» **Exercise**: Every line that includes the word "feladata" is to be listed.

» **Supplied records**:
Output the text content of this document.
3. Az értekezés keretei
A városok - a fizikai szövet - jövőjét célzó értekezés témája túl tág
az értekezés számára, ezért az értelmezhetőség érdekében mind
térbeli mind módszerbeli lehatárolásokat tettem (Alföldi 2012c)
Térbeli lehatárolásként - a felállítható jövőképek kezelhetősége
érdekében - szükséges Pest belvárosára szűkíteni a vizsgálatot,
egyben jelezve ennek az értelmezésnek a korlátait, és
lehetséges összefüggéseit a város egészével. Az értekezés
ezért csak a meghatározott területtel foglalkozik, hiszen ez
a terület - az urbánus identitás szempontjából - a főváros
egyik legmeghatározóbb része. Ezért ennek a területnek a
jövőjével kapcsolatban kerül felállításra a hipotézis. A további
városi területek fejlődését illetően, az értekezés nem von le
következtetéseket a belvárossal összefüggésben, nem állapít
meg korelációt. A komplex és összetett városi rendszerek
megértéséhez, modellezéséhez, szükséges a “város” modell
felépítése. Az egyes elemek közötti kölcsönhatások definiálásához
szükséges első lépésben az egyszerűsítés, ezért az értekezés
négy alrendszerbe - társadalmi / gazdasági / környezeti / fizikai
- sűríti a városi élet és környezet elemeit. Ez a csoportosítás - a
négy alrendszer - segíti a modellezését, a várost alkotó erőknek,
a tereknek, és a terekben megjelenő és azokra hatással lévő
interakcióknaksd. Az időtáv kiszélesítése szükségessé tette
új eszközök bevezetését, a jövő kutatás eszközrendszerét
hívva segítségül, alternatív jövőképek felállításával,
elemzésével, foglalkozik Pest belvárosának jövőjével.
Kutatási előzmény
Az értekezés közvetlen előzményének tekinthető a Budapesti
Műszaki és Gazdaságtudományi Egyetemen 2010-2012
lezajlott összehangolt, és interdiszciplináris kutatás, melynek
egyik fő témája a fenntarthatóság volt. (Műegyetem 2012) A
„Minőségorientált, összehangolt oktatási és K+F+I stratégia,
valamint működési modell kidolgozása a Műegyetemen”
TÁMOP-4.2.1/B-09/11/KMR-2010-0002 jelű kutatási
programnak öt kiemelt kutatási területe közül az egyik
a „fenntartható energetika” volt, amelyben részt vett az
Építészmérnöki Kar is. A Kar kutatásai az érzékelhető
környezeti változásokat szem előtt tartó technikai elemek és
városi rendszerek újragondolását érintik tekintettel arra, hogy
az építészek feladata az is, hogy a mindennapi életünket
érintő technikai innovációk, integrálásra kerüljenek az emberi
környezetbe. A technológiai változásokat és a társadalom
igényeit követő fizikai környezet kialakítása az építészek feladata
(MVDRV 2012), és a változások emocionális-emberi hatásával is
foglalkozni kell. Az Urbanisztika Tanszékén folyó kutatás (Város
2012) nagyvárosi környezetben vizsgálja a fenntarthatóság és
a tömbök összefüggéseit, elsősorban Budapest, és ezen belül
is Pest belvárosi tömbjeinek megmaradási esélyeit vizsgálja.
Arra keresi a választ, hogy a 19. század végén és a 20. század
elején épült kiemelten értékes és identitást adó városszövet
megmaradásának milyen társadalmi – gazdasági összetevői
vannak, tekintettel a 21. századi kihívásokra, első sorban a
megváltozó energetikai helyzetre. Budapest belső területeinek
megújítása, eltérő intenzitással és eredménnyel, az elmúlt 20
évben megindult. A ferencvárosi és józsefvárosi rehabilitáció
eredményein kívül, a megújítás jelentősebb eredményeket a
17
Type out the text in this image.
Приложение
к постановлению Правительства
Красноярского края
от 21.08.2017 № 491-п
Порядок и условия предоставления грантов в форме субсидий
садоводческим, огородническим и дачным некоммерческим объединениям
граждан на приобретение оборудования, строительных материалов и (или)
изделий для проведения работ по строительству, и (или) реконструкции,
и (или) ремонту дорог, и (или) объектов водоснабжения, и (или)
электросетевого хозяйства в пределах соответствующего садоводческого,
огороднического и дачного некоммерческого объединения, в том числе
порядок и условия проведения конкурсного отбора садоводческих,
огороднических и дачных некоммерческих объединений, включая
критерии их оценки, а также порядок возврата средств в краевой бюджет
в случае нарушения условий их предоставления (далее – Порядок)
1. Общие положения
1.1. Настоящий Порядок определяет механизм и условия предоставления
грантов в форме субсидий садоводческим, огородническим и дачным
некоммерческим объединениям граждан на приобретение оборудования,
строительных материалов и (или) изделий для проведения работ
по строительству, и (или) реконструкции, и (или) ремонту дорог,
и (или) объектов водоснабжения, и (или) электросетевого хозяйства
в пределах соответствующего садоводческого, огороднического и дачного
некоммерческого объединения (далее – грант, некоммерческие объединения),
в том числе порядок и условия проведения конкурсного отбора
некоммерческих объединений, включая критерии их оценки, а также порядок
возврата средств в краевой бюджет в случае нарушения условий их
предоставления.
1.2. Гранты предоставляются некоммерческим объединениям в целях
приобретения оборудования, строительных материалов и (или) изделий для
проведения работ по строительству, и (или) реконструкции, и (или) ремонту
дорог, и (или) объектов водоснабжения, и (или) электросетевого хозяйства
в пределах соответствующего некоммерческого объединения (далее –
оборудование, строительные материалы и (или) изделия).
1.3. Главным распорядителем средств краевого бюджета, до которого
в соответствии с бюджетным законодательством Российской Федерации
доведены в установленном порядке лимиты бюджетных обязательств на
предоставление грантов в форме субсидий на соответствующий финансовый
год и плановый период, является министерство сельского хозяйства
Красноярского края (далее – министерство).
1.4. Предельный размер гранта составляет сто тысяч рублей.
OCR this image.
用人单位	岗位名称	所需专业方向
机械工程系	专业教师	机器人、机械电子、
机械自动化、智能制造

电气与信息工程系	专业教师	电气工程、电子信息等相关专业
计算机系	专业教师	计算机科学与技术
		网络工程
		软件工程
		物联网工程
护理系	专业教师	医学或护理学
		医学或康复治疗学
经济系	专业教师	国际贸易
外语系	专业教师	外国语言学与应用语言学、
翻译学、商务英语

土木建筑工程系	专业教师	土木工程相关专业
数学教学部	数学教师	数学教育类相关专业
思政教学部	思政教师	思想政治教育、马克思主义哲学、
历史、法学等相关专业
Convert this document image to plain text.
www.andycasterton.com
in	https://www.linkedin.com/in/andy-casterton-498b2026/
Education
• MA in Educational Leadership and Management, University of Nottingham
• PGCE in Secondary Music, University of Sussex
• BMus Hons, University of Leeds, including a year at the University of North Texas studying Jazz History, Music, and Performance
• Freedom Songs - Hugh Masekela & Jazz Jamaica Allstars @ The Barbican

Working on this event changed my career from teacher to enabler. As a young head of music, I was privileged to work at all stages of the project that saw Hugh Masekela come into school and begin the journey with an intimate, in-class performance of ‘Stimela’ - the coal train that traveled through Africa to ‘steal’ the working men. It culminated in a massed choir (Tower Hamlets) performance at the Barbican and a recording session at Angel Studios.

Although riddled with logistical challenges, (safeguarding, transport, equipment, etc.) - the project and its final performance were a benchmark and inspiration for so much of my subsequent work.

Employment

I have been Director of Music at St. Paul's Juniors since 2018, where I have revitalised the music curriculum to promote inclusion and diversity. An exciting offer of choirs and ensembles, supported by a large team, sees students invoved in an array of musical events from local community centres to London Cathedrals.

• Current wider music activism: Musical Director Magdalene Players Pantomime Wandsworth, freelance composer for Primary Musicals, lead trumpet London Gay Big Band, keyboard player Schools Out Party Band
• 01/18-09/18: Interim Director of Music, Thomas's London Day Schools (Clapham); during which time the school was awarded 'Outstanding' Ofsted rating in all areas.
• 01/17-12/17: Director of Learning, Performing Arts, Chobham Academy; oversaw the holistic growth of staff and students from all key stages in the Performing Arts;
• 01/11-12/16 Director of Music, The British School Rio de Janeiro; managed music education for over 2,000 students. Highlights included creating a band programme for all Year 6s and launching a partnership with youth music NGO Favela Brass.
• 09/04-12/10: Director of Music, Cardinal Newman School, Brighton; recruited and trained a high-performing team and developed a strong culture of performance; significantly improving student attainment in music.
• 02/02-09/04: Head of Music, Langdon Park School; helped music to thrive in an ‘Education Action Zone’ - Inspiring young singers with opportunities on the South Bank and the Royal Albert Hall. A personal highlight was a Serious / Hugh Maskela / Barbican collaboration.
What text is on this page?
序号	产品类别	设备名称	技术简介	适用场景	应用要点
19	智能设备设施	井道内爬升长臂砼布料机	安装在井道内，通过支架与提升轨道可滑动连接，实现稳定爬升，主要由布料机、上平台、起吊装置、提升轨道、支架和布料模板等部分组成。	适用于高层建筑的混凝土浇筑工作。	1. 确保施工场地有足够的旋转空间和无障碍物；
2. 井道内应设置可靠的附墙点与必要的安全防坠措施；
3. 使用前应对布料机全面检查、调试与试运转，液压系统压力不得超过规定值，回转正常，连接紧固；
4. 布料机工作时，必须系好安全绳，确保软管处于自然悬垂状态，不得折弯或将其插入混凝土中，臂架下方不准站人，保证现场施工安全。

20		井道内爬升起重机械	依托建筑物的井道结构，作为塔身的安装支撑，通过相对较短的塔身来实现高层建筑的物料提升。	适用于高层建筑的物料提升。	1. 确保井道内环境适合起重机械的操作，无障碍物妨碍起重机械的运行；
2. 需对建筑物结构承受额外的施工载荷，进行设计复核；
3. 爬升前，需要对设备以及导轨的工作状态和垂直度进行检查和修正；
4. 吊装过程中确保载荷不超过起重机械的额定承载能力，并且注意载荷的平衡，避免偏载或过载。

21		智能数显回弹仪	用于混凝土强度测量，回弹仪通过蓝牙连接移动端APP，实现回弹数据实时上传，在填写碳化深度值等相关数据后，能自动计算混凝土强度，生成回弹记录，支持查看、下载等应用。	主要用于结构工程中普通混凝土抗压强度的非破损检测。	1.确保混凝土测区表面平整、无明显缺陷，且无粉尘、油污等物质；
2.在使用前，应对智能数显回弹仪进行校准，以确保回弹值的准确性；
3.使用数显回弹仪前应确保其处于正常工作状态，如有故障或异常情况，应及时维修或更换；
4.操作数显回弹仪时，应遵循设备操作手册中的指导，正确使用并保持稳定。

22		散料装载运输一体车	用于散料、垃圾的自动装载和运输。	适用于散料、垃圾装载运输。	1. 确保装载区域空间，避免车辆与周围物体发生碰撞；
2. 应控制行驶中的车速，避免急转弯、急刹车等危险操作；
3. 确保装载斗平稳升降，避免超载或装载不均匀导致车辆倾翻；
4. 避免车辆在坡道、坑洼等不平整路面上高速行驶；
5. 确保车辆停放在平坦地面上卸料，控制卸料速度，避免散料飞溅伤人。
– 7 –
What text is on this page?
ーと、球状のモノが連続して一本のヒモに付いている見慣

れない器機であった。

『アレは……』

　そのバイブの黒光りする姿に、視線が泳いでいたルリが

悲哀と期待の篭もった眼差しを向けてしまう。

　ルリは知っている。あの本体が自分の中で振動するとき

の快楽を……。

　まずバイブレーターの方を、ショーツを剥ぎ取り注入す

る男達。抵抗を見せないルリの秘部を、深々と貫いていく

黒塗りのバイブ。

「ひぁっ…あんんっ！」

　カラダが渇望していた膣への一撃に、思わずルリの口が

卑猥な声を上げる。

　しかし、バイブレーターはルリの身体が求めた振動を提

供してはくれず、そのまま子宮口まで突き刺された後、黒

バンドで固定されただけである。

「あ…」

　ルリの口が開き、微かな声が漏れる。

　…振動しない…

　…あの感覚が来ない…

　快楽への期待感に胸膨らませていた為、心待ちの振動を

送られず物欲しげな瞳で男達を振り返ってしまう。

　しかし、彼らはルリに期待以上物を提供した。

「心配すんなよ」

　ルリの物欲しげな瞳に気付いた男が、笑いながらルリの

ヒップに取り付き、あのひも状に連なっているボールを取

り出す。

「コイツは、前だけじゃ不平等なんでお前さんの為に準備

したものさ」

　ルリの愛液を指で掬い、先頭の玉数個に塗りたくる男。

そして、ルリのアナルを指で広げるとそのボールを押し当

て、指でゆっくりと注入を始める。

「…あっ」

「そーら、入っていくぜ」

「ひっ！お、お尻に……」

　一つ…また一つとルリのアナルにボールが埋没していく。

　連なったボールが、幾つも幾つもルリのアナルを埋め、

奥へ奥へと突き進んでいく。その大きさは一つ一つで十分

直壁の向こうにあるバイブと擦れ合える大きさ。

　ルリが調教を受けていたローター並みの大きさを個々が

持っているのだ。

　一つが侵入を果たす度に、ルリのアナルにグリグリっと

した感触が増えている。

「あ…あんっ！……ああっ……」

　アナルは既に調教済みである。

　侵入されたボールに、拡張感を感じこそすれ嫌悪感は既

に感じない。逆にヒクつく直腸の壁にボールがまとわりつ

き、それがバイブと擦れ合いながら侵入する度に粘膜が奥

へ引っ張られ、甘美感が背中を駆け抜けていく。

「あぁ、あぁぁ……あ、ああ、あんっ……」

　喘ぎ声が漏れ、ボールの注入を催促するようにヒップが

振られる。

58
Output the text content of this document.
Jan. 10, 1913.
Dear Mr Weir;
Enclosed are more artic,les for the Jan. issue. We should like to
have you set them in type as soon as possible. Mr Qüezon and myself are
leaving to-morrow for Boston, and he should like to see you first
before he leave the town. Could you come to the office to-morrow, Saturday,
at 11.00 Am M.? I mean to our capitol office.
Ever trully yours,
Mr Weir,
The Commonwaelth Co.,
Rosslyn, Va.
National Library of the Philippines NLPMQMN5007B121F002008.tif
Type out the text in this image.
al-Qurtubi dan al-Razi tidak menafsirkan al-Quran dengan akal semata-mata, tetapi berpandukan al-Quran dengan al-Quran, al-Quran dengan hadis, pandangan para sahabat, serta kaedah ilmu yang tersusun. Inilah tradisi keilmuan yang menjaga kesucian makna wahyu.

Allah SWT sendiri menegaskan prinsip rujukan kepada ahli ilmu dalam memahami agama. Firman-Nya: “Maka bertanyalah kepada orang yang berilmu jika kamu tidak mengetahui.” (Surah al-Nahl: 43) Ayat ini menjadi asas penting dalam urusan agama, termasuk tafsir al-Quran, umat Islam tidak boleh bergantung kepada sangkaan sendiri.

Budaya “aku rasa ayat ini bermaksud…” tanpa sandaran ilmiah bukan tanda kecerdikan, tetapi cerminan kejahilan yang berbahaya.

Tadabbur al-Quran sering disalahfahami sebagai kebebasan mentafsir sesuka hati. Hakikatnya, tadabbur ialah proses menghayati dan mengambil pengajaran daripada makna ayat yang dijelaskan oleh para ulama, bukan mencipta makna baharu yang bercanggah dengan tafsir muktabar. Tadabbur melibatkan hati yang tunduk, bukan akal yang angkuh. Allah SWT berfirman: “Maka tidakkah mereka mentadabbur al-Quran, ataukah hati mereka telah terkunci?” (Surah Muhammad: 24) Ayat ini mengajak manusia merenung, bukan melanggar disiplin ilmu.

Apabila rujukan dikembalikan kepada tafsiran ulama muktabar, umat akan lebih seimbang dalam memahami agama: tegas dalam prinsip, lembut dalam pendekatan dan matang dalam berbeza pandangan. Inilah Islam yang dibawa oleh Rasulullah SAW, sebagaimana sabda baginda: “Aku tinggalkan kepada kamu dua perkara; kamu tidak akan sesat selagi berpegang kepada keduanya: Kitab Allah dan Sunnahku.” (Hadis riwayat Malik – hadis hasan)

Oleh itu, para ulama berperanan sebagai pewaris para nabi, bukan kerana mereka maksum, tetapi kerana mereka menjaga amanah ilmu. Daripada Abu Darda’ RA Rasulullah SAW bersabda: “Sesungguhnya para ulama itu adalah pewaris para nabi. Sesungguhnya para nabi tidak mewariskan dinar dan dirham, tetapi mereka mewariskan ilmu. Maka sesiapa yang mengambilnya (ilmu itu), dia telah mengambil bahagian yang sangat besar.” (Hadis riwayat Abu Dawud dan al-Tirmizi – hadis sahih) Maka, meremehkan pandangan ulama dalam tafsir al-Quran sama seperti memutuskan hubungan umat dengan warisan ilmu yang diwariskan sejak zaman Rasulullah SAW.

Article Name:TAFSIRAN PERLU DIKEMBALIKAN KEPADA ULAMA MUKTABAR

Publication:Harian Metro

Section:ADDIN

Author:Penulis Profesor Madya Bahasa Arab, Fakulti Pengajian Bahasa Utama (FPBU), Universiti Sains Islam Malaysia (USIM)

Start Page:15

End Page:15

» **Solution for this problem**:
az építészek feladata az is, hogy a mindennapi életünket
igényeit követő fizikai környezet kialakítása az építészek feladata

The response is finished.